Given information:
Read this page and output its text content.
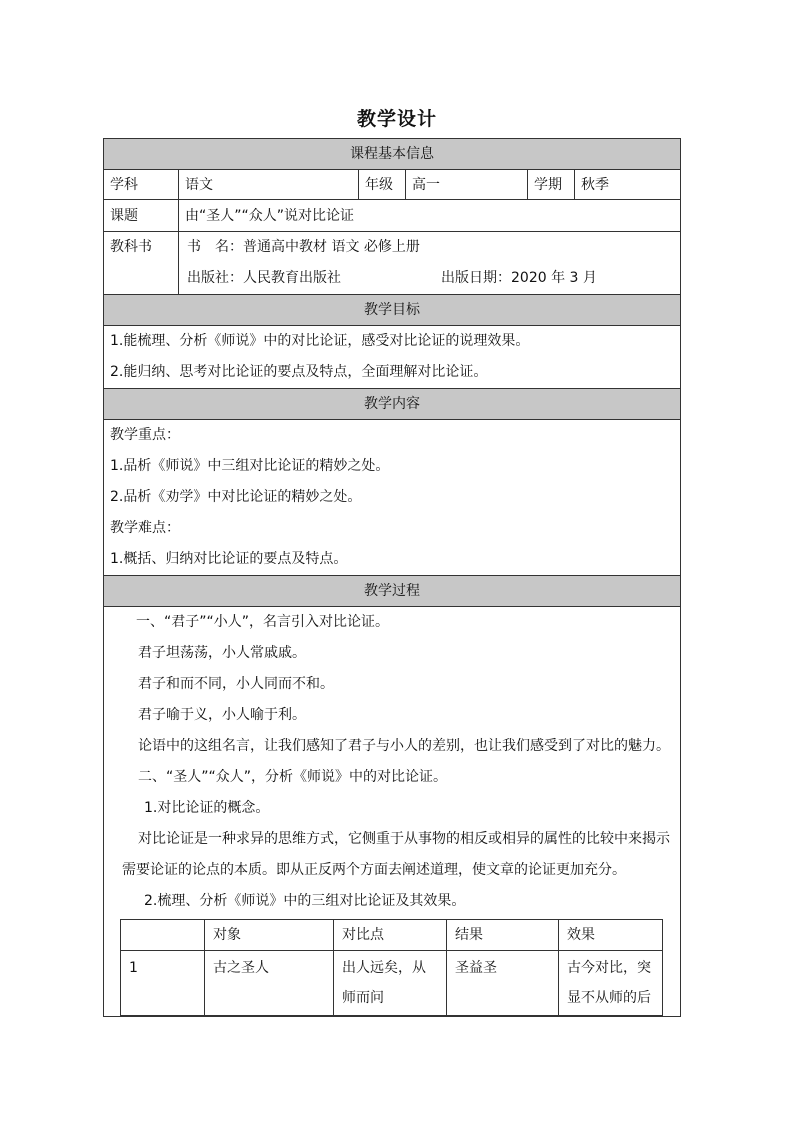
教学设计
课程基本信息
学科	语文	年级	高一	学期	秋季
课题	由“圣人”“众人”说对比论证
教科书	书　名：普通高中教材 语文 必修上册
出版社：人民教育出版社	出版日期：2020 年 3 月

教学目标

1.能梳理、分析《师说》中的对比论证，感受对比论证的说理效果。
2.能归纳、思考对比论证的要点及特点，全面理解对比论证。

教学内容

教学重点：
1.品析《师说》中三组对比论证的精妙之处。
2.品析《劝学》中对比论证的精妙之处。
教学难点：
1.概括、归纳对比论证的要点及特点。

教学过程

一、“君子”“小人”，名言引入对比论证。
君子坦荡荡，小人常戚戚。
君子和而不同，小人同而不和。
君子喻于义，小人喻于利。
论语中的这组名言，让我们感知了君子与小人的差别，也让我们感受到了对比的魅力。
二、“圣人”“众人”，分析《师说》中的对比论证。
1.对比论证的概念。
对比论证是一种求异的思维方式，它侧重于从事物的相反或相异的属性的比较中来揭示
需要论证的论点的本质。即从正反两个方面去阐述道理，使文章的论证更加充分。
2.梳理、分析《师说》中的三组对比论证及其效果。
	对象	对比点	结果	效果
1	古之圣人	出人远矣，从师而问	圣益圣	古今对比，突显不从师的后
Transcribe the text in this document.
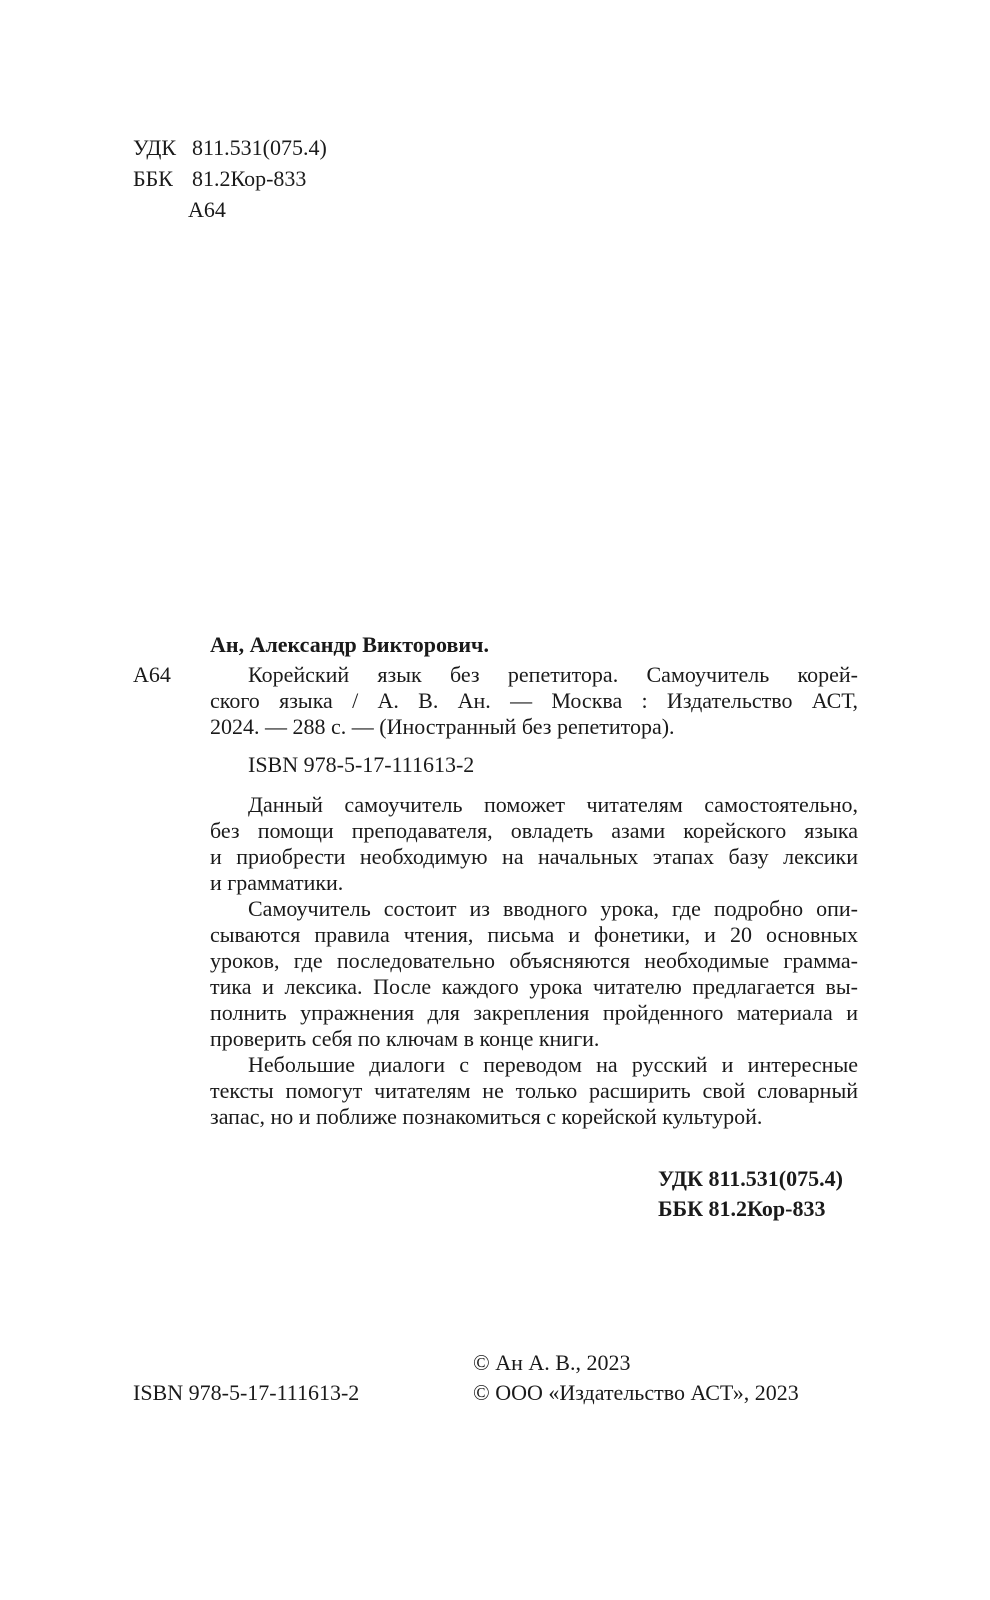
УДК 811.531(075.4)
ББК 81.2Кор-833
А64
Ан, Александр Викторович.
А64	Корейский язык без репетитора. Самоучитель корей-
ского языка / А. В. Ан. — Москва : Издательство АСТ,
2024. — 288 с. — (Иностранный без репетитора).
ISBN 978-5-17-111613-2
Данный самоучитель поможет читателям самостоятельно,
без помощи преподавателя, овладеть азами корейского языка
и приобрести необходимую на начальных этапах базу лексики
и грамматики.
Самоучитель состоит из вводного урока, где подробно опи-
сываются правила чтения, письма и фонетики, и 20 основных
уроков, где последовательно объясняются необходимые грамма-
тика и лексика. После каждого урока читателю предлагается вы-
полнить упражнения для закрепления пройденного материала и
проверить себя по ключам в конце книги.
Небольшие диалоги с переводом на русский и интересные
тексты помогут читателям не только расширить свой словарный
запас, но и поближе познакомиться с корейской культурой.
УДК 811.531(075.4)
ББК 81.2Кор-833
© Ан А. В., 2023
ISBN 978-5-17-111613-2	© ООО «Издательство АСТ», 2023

Written problem:
Scan the material above for the string "урока" and report each line where you find it.

Full response:
Самоучитель состоит из вводного урока, где подробно опи-
тика и лексика. После каждого урока читателю предлагается вы-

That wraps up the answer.